Requirement =
The entries below should be output exactly as written.

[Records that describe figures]
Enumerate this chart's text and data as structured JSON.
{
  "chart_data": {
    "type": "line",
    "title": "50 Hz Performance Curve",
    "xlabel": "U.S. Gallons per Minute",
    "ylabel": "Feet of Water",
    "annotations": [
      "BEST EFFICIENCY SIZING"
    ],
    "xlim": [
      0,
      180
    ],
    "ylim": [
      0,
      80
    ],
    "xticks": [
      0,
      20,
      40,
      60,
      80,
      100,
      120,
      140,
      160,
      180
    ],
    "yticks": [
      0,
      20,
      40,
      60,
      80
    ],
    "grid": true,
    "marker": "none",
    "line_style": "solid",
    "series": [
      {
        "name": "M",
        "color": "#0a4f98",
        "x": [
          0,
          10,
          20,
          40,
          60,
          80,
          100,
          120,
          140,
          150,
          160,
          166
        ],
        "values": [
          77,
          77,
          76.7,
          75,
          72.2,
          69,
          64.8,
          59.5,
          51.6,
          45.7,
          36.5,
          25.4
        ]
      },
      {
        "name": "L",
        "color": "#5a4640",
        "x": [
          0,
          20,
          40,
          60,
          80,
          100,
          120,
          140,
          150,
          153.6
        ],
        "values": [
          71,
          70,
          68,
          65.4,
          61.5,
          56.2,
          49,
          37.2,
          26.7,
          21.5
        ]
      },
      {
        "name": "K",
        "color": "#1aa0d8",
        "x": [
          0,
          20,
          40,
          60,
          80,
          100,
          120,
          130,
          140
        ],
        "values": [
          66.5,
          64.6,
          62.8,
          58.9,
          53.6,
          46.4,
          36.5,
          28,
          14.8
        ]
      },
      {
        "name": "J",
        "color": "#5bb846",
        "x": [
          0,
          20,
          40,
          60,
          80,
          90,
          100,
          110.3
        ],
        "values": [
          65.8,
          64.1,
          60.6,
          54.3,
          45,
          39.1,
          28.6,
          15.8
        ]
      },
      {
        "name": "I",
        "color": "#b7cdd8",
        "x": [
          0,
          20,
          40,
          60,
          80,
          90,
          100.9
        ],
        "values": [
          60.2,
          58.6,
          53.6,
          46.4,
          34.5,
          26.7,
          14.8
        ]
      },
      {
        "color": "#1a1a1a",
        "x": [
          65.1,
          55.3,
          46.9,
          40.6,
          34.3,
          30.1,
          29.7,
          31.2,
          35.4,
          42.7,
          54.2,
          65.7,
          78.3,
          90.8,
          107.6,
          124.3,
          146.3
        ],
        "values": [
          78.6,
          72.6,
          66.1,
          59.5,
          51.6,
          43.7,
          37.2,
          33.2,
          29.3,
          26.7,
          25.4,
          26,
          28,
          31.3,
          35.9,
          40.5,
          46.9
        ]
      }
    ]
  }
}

Response for this exercise =
Enumerate this chart's text and data as structured JSON.
{
  "chart_data": {
    "type": "line",
    "title": "50 Hz Performance Curve",
    "xlabel": "U.S. Gallons per Minute",
    "ylabel": "Feet of Water",
    "annotations": [
      "BEST EFFICIENCY SIZING"
    ],
    "xlim": [
      0,
      180
    ],
    "ylim": [
      0,
      80
    ],
    "xticks": [
      0,
      20,
      40,
      60,
      80,
      100,
      120,
      140,
      160,
      180
    ],
    "yticks": [
      0,
      20,
      40,
      60,
      80
    ],
    "grid": true,
    "marker": "none",
    "line_style": "solid",
    "series": [
      {
        "name": "M",
        "color": "#0a4f98",
        "x": [
          0,
          10,
          20,
          40,
          60,
          80,
          100,
          120,
          140,
          150,
          160,
          166
        ],
        "values": [
          77,
          77,
          76.7,
          75,
          72.2,
          69,
          64.8,
          59.5,
          51.6,
          45.7,
          36.5,
          25.4
        ]
      },
      {
        "name": "L",
        "color": "#5a4640",
        "x": [
          0,
          20,
          40,
          60,
          80,
          100,
          120,
          140,
          150,
          153.6
        ],
        "values": [
          71,
          70,
          68,
          65.4,
          61.5,
          56.2,
          49,
          37.2,
          26.7,
          21.5
        ]
      },
      {
        "name": "K",
        "color": "#1aa0d8",
        "x": [
          0,
          20,
          40,
          60,
          80,
          100,
          120,
          130,
          140
        ],
        "values": [
          66.5,
          64.6,
          62.8,
          58.9,
          53.6,
          46.4,
          36.5,
          28,
          14.8
        ]
      },
      {
        "name": "J",
        "color": "#5bb846",
        "x": [
          0,
          20,
          40,
          60,
          80,
          90,
          100,
          110.3
        ],
        "values": [
          65.8,
          64.1,
          60.6,
          54.3,
          45,
          39.1,
          28.6,
          15.8
        ]
      },
      {
        "name": "I",
        "color": "#b7cdd8",
        "x": [
          0,
          20,
          40,
          60,
          80,
          90,
          100.9
        ],
        "values": [
          60.2,
          58.6,
          53.6,
          46.4,
          34.5,
          26.7,
          14.8
        ]
      },
      {
        "color": "#1a1a1a",
        "x": [
          65.1,
          55.3,
          46.9,
          40.6,
          34.3,
          30.1,
          29.7,
          31.2,
          35.4,
          42.7,
          54.2,
          65.7,
          78.3,
          90.8,
          107.6,
          124.3,
          146.3
        ],
        "values": [
          78.6,
          72.6,
          66.1,
          59.5,
          51.6,
          43.7,
          37.2,
          33.2,
          29.3,
          26.7,
          25.4,
          26,
          28,
          31.3,
          35.9,
          40.5,
          46.9
        ]
      }
    ]
  }
}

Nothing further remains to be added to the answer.